(Data records)
::::

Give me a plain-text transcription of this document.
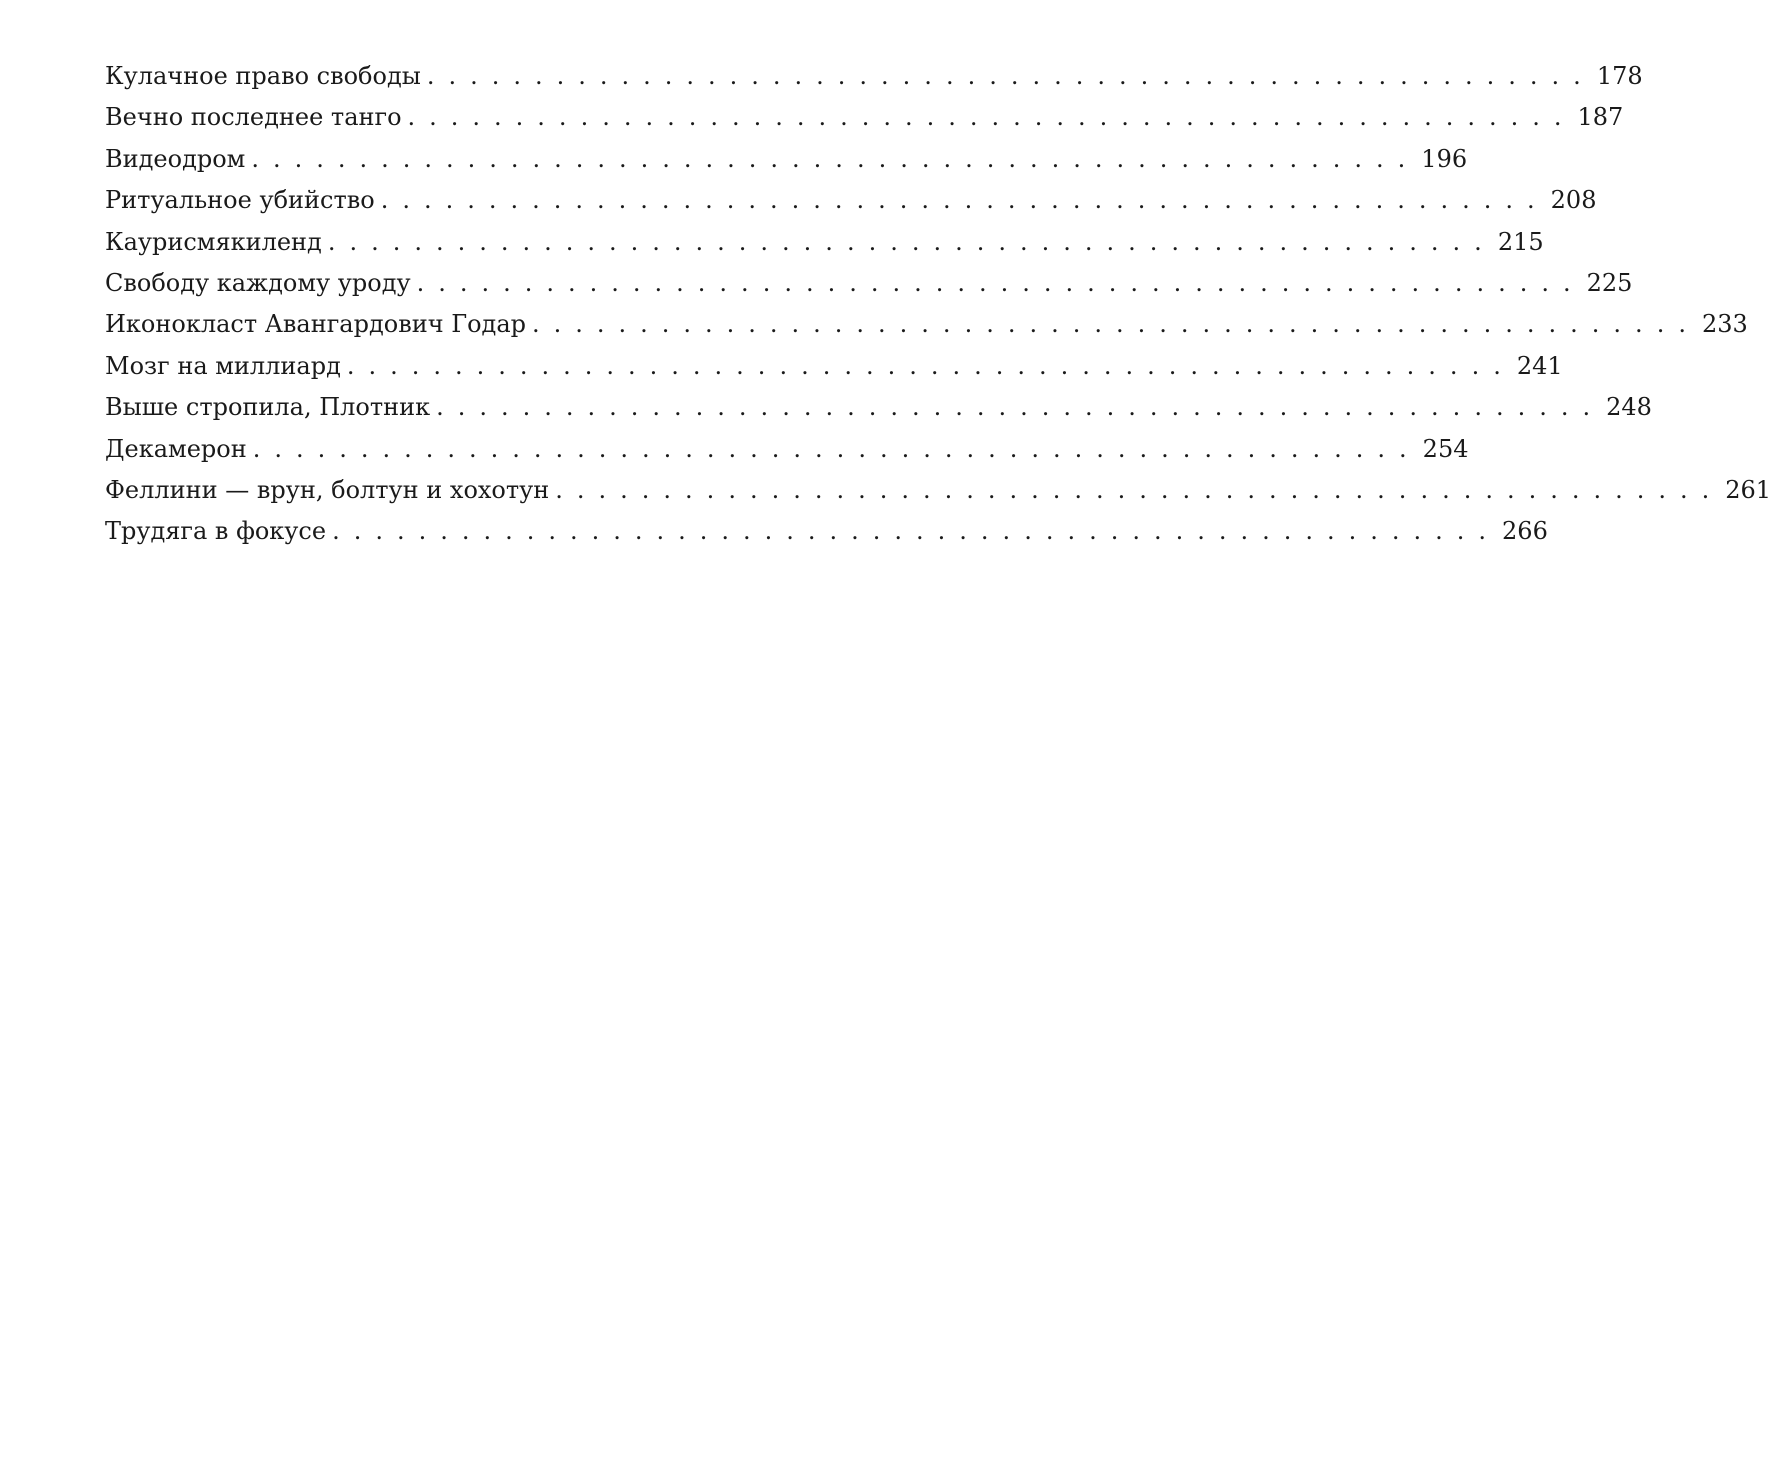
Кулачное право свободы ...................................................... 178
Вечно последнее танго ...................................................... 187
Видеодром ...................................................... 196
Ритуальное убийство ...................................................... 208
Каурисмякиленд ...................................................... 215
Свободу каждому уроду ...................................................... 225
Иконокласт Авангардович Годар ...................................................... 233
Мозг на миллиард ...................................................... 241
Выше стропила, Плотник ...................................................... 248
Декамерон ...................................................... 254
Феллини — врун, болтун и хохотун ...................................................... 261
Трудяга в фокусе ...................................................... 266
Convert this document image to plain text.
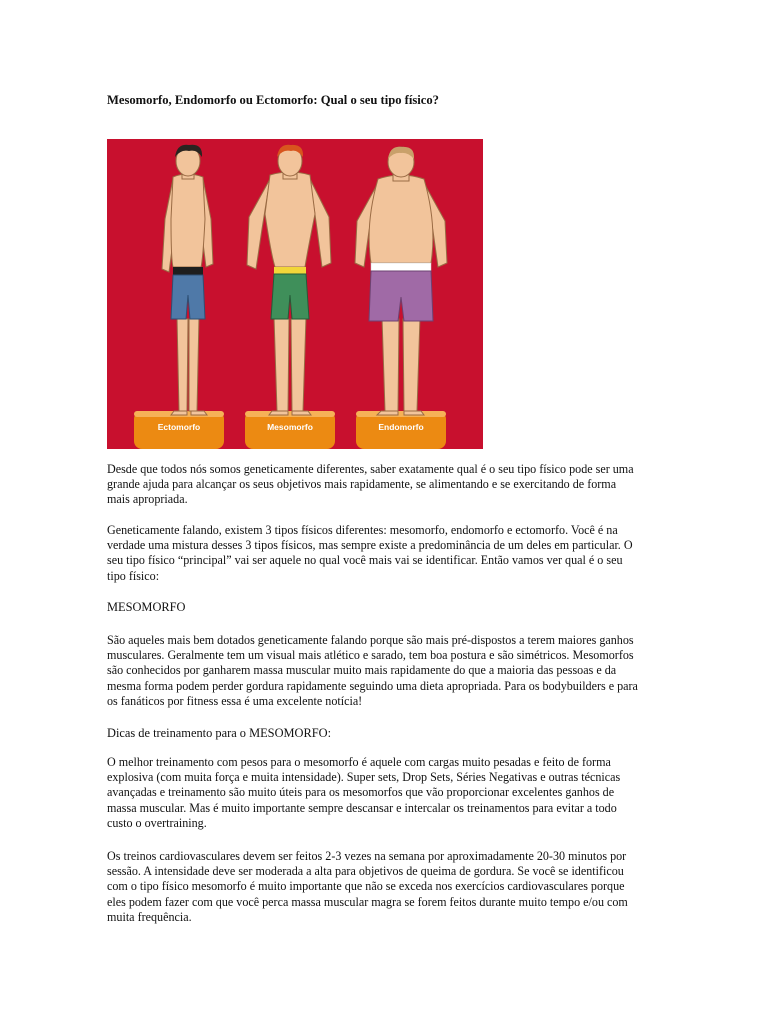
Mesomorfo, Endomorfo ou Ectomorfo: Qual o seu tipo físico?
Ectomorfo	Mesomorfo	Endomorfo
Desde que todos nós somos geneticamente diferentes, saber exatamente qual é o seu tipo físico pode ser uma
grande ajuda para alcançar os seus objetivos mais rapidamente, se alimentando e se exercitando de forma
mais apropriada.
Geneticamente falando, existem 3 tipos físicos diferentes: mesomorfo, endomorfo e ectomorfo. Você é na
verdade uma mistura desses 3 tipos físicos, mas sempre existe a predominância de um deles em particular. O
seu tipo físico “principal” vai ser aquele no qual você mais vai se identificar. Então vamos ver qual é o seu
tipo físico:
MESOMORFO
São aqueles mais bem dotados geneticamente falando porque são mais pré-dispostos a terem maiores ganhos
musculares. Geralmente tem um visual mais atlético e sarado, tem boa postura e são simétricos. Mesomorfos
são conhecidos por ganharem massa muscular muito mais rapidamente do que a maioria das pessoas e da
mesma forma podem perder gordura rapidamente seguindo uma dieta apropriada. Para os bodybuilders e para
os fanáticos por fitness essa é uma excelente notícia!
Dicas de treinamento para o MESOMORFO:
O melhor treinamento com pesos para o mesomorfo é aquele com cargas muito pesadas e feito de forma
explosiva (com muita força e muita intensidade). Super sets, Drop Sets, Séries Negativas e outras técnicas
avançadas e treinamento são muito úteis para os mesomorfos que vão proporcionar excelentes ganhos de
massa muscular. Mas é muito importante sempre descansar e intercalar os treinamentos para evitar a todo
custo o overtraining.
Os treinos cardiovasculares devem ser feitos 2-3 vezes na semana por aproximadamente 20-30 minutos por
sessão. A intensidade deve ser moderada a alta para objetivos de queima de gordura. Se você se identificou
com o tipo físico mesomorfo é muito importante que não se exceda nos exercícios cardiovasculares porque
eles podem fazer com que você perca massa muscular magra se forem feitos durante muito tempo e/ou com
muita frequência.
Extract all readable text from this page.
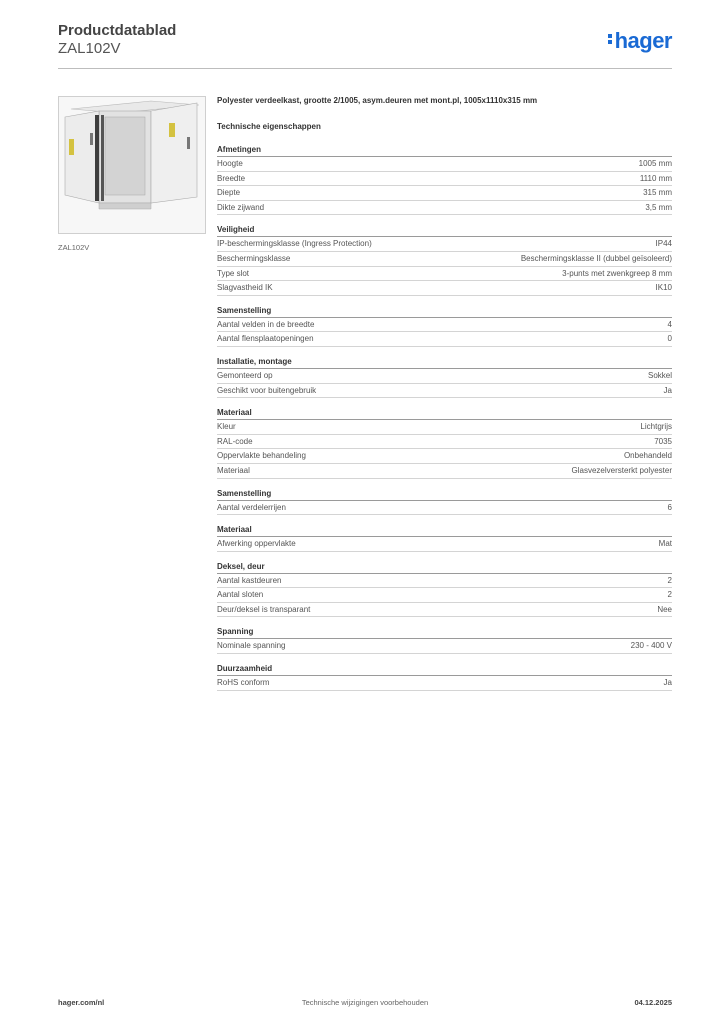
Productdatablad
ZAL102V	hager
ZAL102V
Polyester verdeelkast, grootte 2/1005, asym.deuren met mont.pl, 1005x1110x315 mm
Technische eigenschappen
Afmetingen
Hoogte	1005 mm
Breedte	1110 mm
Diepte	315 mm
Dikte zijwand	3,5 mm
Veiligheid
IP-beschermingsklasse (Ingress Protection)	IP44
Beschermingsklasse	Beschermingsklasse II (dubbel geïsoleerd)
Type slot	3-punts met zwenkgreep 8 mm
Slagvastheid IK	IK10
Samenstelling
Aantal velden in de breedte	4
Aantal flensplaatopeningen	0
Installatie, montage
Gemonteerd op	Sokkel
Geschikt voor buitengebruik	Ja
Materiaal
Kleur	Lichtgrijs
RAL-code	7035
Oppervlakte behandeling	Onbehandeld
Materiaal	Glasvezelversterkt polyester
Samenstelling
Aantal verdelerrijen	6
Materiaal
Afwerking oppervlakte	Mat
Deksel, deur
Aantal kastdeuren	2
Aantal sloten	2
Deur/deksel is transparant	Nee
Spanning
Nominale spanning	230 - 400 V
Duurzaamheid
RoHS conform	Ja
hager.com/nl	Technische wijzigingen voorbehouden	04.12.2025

::::

*Task prompt*.
Count every line in the data where the string "hager" occurs. Give nothing except the number.

*Output below*.
2